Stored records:
—————
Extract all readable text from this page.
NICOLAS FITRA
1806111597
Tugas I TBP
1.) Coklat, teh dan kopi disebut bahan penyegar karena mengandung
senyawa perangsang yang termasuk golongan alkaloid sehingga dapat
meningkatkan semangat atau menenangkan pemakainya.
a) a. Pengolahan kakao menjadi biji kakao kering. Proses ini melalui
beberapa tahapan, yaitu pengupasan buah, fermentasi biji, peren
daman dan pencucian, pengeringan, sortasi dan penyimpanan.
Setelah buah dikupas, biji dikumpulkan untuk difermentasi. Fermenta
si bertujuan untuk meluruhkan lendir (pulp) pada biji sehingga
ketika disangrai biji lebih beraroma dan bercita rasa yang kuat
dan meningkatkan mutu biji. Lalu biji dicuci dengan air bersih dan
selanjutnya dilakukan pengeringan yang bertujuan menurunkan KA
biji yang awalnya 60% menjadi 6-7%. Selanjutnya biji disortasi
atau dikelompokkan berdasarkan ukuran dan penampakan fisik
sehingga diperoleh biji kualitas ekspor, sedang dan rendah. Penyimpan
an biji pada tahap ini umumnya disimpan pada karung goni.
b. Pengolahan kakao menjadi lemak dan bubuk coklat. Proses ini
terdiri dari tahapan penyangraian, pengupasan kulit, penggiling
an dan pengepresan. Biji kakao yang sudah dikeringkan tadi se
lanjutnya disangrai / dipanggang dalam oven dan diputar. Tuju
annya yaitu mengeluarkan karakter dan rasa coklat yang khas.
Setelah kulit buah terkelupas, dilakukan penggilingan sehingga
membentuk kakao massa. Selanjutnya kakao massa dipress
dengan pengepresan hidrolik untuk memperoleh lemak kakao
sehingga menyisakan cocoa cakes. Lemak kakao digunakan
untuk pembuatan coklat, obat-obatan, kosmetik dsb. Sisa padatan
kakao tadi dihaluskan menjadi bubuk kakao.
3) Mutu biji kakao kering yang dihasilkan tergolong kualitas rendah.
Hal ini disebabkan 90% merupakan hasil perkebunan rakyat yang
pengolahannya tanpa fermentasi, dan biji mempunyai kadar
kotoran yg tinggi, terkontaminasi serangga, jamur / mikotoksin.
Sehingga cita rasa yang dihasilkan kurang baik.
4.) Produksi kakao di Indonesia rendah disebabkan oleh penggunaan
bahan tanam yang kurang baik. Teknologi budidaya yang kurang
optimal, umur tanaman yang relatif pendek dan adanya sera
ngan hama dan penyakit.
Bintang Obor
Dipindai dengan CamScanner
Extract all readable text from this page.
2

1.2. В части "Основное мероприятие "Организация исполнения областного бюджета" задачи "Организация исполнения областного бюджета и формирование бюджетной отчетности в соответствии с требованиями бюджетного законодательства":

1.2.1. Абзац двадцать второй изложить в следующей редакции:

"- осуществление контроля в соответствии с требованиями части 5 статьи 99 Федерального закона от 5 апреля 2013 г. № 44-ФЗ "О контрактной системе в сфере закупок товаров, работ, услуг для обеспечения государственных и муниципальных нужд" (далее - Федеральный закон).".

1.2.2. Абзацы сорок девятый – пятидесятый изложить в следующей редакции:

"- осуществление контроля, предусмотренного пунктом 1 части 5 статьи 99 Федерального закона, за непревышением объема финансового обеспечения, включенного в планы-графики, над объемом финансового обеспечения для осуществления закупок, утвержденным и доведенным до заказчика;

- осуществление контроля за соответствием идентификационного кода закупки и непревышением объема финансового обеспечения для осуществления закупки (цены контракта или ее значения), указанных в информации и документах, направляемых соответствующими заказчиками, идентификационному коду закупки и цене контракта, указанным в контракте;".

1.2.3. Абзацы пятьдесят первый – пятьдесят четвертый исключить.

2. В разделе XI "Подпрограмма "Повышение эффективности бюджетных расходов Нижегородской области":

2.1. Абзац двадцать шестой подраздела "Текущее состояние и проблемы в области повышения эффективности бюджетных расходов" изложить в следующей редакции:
—————
AIM OF THE TASK: Say the number of lines in the listing that hold "tadi", with no added words.

FULL ANSWER: 2